Begin Dataset records

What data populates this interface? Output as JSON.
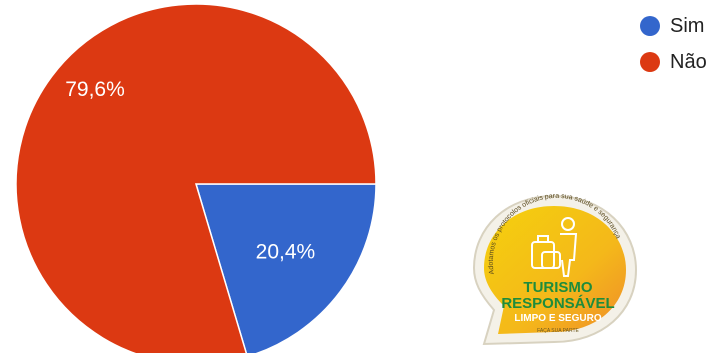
{
  "chart_data": {
    "type": "pie",
    "slices": [
      {
        "label": "Sim",
        "value": 20.4,
        "display": "20,4%",
        "color": "#3366cc"
      },
      {
        "label": "Não",
        "value": 79.6,
        "display": "79,6%",
        "color": "#dc3912"
      }
    ],
    "legend_position": "top-right"
  },
  "badge": {
    "line1": "TURISMO",
    "line2": "RESPONSÁVEL",
    "line3": "LIMPO E SEGURO",
    "arc_text": "Adotamos os protocolos oficiais para sua saúde e segurança",
    "footer": "FAÇA SUA PARTE",
    "colors": {
      "yellow": "#f2c21b",
      "orange": "#f28c28",
      "green": "#1e8c3c"
    }
  }
}
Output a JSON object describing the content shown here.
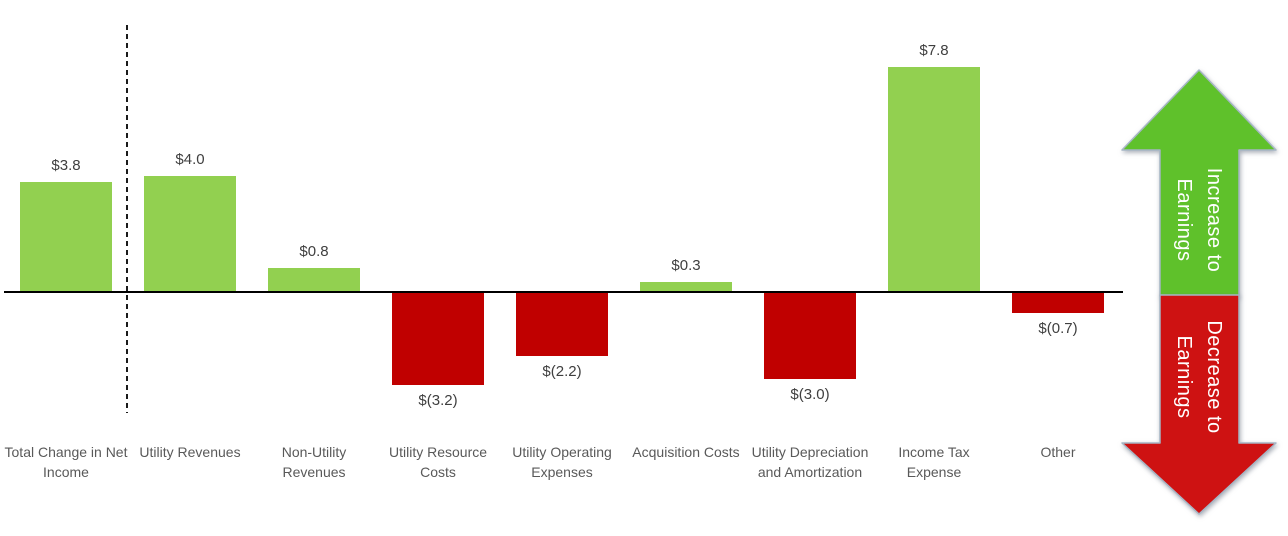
{
  "chart_data": {
    "type": "bar",
    "subtype": "waterfall-contribution-columns",
    "title": "",
    "xlabel": "",
    "ylabel": "",
    "categories": [
      "Total Change in Net Income",
      "Utility Revenues",
      "Non-Utility Revenues",
      "Utility Resource Costs",
      "Utility Operating Expenses",
      "Acquisition Costs",
      "Utility Depreciation and Amortization",
      "Income Tax Expense",
      "Other"
    ],
    "values": [
      3.8,
      4.0,
      0.8,
      -3.2,
      -2.2,
      0.3,
      -3.0,
      7.8,
      -0.7
    ],
    "value_labels": [
      "$3.8",
      "$4.0",
      "$0.8",
      "$(3.2)",
      "$(2.2)",
      "$0.3",
      "$(3.0)",
      "$7.8",
      "$(0.7)"
    ],
    "positive_color": "#92D050",
    "negative_color": "#C00000",
    "baseline_value": 0,
    "ylim": [
      -4.2,
      8.8
    ],
    "grid": false,
    "legend": false,
    "separator_after_category": "Total Change in Net Income"
  },
  "annotations": {
    "increase_arrow": {
      "direction": "up",
      "line1": "Increase to",
      "line2": "Earnings",
      "fill_color": "#5FC12B",
      "outline_color": "#A6B6C5",
      "text_color": "#FFFFFF"
    },
    "decrease_arrow": {
      "direction": "down",
      "line1": "Decrease to",
      "line2": "Earnings",
      "fill_color": "#CE1212",
      "outline_color": "#A6B6C5",
      "text_color": "#FFFFFF"
    }
  }
}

End Dataset records

=== Problem to solve ===
Collect the lines of the records that include the string "Income".

=== Task solution ===
      "Total Change in Net Income",
      "Income Tax Expense",
    "separator_after_category": "Total Change in Net Income"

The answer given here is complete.